Problems to work on =>
[1] In the reflection on wearing a tunic, who was the prior at Holy Rosary?
[2] Write what comes next in the reflection on wearing a tunic, picking up after its final sentence.

Given text =>
════════

Fr. Thwaites SJ, a silly soldier for Christ

Recently someone whom I respect but have never met characterized me in conversation as "The guy who made his own habit".  Ouch!  It was a wry remark, and who knows if it was intended as a criticism.  My immediate reaction was to defend the tunic we wear because it is not a habit and it is indispensable to the ministry.  We only mix in the worst places and can talk to prostitutes any hour of the day because we are obviously not participants in whatever criminal activity is around us. It is not a habit, but a uniform solely for evangelization.  It simply announces who we are: a public sign of the Church and an apostle of Christ's love. Once my zeal cooled I came to see the remark as funny and useful.  It is ridiculous to make a tunic and wear it about town.  Once at Drinks With Dominicans (Theology On Tap), I gave a short speech about the apostolate, hoping to recruit other men. When I held up my tunic Fr. Stephen Maria Lopez OP jumped in his seat with his eyes in dismay.  The tunic seemed longer than it actually is since it wasn't worn across my large frame, and Fr. Lopez saw it as an imitation "habit".  Fr. Kelber, the prior at Holy Rosary, immediately placed his hand on Fr. Lopez's hand and gave a quick shake of the head for him not to interfere.  I've since wondered at the immediate conviction of Fr. Kelber, especially since he would be the first priest to stop laymen from confusing clerical roles.  It had to be a work of grace.  In any event, I now joke about myself as "the guy who made his own habit."

════════

(Structured page parsing data)
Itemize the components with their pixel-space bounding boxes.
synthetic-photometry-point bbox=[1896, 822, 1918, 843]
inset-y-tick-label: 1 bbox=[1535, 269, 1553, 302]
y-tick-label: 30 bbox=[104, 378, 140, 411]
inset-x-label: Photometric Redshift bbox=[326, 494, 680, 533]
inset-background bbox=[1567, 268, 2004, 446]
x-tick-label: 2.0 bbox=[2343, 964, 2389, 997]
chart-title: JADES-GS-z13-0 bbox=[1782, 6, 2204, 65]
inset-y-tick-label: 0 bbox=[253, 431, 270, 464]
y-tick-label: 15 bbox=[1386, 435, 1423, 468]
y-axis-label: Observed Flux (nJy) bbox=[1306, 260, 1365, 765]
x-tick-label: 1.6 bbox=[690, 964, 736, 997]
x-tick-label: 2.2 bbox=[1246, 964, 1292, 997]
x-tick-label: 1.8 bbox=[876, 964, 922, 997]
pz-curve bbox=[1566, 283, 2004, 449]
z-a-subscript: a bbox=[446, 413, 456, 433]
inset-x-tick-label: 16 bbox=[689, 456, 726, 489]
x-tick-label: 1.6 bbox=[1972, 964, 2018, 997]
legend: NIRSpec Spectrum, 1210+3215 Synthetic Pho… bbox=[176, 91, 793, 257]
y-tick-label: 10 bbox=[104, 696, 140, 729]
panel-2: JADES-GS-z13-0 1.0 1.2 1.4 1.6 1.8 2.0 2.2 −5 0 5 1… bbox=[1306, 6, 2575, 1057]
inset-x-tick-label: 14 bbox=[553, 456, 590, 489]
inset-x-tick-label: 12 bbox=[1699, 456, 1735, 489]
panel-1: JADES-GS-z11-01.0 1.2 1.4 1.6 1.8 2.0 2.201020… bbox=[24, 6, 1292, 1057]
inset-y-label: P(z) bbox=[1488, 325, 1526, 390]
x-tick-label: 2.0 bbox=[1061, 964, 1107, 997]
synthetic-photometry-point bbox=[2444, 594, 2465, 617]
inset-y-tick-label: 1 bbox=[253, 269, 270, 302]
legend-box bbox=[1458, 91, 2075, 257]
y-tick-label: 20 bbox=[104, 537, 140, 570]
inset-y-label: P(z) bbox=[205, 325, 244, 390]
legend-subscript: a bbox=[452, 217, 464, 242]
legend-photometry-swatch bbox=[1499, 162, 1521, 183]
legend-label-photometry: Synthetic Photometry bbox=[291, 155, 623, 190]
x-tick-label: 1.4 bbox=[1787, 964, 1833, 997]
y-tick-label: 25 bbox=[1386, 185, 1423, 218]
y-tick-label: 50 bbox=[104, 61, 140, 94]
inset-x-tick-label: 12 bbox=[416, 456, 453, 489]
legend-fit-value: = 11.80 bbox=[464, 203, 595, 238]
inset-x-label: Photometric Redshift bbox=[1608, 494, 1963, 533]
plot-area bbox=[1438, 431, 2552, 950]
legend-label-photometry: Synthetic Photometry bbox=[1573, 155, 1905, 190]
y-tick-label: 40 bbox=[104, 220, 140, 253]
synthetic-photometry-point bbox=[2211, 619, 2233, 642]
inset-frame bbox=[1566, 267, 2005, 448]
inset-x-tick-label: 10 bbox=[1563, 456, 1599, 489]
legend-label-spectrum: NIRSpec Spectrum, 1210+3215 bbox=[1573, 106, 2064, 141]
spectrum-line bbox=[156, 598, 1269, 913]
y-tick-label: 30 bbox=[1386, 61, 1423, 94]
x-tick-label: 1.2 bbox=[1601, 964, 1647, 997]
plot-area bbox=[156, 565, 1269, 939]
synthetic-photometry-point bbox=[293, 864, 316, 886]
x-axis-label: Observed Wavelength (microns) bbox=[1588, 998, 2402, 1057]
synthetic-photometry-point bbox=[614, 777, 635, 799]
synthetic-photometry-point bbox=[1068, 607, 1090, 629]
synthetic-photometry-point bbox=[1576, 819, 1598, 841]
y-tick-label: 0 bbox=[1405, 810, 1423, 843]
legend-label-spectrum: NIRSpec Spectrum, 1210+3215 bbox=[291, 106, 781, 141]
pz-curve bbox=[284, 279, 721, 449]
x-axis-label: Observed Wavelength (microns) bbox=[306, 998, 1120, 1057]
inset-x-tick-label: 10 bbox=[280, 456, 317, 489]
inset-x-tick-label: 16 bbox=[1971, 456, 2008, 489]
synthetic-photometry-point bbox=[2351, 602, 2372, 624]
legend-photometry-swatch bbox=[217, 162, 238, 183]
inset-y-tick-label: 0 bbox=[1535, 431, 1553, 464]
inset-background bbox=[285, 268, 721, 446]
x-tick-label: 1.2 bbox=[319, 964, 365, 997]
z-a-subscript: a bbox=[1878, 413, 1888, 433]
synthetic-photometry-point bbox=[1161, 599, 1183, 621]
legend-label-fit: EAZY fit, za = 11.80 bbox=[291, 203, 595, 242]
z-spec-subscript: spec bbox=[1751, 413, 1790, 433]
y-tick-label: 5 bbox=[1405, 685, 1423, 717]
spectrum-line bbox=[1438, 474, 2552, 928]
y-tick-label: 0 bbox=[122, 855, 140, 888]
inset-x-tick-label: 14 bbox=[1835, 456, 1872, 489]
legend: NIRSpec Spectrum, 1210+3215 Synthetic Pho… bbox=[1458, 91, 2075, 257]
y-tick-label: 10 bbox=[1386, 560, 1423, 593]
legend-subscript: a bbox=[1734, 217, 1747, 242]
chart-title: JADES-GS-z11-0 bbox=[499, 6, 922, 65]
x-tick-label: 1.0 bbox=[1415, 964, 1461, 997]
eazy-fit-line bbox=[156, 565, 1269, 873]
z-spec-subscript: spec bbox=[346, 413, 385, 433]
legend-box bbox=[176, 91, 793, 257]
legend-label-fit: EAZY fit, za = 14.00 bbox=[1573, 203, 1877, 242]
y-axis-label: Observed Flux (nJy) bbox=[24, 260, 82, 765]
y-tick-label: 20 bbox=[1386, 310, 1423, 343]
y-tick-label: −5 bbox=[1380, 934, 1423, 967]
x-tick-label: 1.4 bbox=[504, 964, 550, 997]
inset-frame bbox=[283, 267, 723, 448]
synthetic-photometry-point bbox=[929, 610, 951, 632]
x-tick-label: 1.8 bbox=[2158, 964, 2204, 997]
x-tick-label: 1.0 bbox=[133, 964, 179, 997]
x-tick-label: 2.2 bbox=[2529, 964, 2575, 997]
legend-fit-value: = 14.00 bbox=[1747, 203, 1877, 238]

════════

Answers by task =>
[1] Fr. Kelber was the prior at Holy Rosary.

[2]
We have fun on the streets in our ridiculous way.  I recently pulled a prank on some "beautiful people" who were being a bit too cute about our rolling cooler with the "Free Drinks" sign.  They sat in their car waiting for the light to turn, and kept interrupting my conversation with Sheila, an emaciated meth addict.  Sheila was telling me about the Morning Offering prayer that she and her friend Joe make, while the "beautiful people" mock-pleaded, "Can I have a free drink?  Can I have a free drink?" Finally I said, "You don't need any of our drinks, you're all dressed up and in an air-conditioned car."  They whined, "Oh c'mon, c'mon" clearly feeling superior to us fools in tunics.  Then I flatly declared "Are you going to The Grotto for a wedding." They turned white in shock, stammering, "How did you know that?  How could you know that?"  I triumphantly bellowed, "Because I'm a PROPHET brother!"  Then they sped off, still in dismay.  God had shaken them up and given them something to think about. He was having a bit of fun with them.  Obviously I'm not a prophet, but I only made an educated guess based on seeing other "beautiful people" at The Grotto setting up for a wedding.

Later in the day we walked into Burgerville to get some food for us and our homeless friends.  A young cashier stood at the back counter with her manager, and gave us an icky look of disapproval.  She said, "I'll let YOU, wait on THEM."  The middle-aged female manager came up to the counter, weathered beyond her years, probably once homeless or an addict.  I cheerfully stepped forward and asked, "Do you serve freaks here?"  She laughed, and replied, "I hope so.  Half my employees are freaks."  The young cashier looked non-plussed with her pink hair and skin covered in tattoos.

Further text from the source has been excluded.